-- EXERCISE OBJECTIVE --
Your task is to filter the data below down to the lines holding "their".

— Start —

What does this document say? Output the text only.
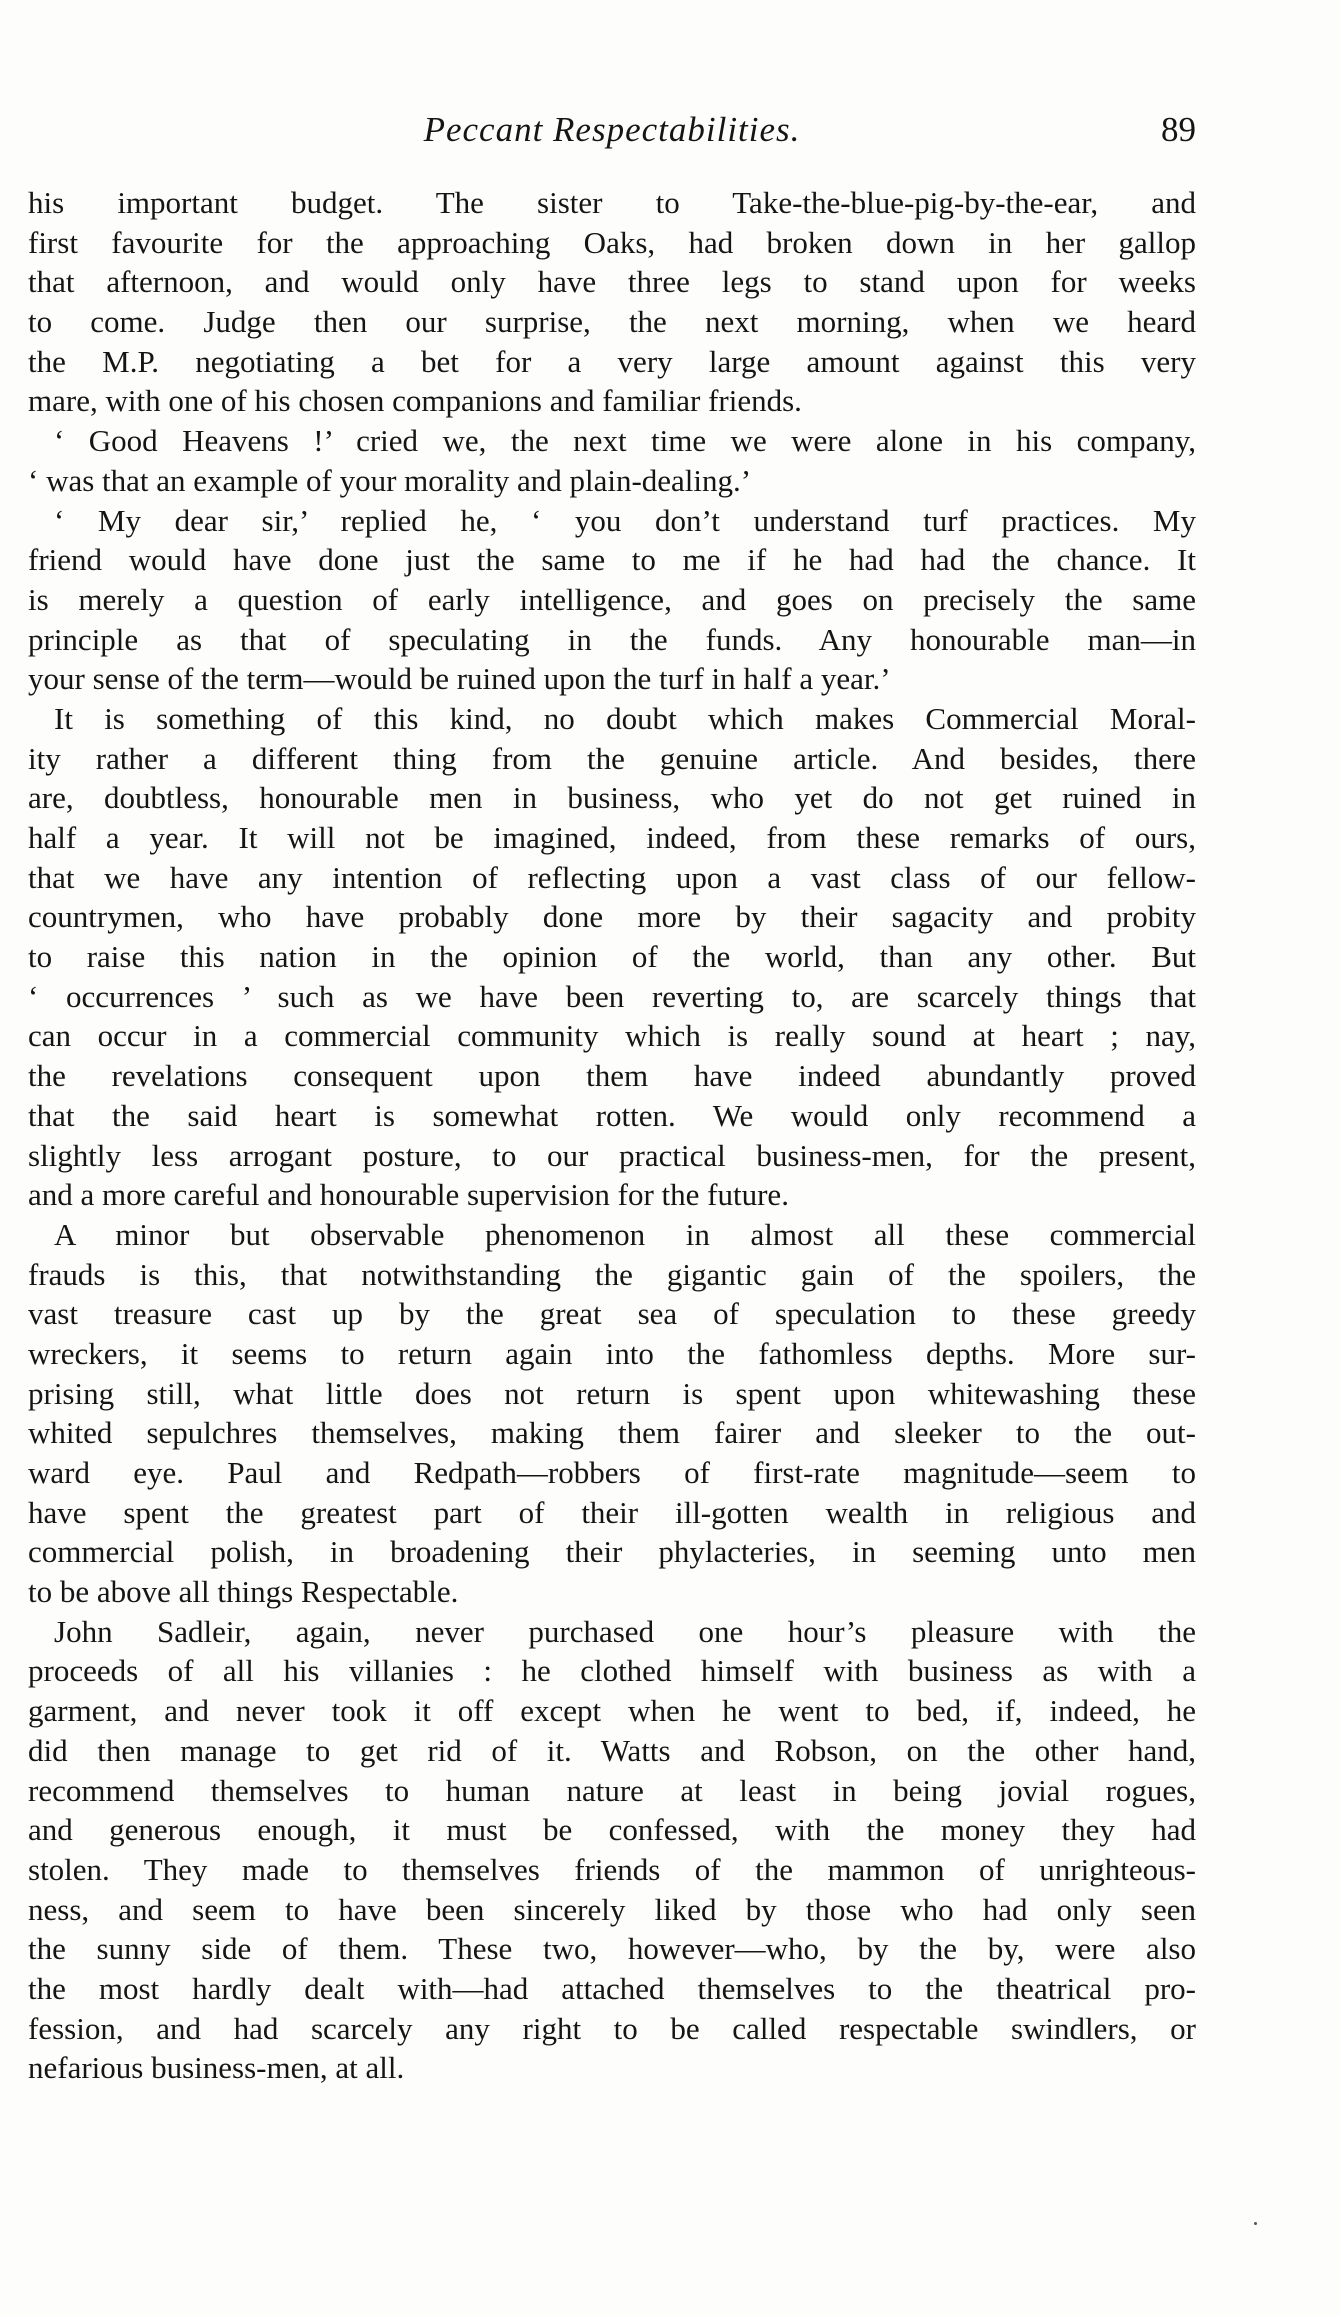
Peccant Respectabilities.	89
his important budget. The sister to Take-the-blue-pig-by-the-ear, and
first favourite for the approaching Oaks, had broken down in her gallop
that afternoon, and would only have three legs to stand upon for weeks
to come. Judge then our surprise, the next morning, when we heard
the M.P. negotiating a bet for a very large amount against this very
mare, with one of his chosen companions and familiar friends.
‘ Good Heavens !’ cried we, the next time we were alone in his company,
‘ was that an example of your morality and plain-dealing.’
‘ My dear sir,’ replied he, ‘ you don’t understand turf practices. My
friend would have done just the same to me if he had had the chance. It
is merely a question of early intelligence, and goes on precisely the same
principle as that of speculating in the funds. Any honourable man—in
your sense of the term—would be ruined upon the turf in half a year.’
It is something of this kind, no doubt which makes Commercial Moral-
ity rather a different thing from the genuine article. And besides, there
are, doubtless, honourable men in business, who yet do not get ruined in
half a year. It will not be imagined, indeed, from these remarks of ours,
that we have any intention of reflecting upon a vast class of our fellow-
countrymen, who have probably done more by their sagacity and probity
to raise this nation in the opinion of the world, than any other. But
‘ occurrences ’ such as we have been reverting to, are scarcely things that
can occur in a commercial community which is really sound at heart ; nay,
the revelations consequent upon them have indeed abundantly proved
that the said heart is somewhat rotten. We would only recommend a
slightly less arrogant posture, to our practical business-men, for the present,
and a more careful and honourable supervision for the future.
A minor but observable phenomenon in almost all these commercial
frauds is this, that notwithstanding the gigantic gain of the spoilers, the
vast treasure cast up by the great sea of speculation to these greedy
wreckers, it seems to return again into the fathomless depths. More sur-
prising still, what little does not return is spent upon whitewashing these
whited sepulchres themselves, making them fairer and sleeker to the out-
ward eye. Paul and Redpath—robbers of first-rate magnitude—seem to
have spent the greatest part of their ill-gotten wealth in religious and
commercial polish, in broadening their phylacteries, in seeming unto men
to be above all things Respectable.
John Sadleir, again, never purchased one hour’s pleasure with the
proceeds of all his villanies : he clothed himself with business as with a
garment, and never took it off except when he went to bed, if, indeed, he
did then manage to get rid of it. Watts and Robson, on the other hand,
recommend themselves to human nature at least in being jovial rogues,
and generous enough, it must be confessed, with the money they had
stolen. They made to themselves friends of the mammon of unrighteous-
ness, and seem to have been sincerely liked by those who had only seen
the sunny side of them. These two, however—who, by the by, were also
the most hardly dealt with—had attached themselves to the theatrical pro-
fession, and had scarcely any right to be called respectable swindlers, or
nefarious business-men, at all.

— End —

-- FINAL RESULT --
countrymen, who have probably done more by their sagacity and probity
have spent the greatest part of their ill-gotten wealth in religious and
commercial polish, in broadening their phylacteries, in seeming unto men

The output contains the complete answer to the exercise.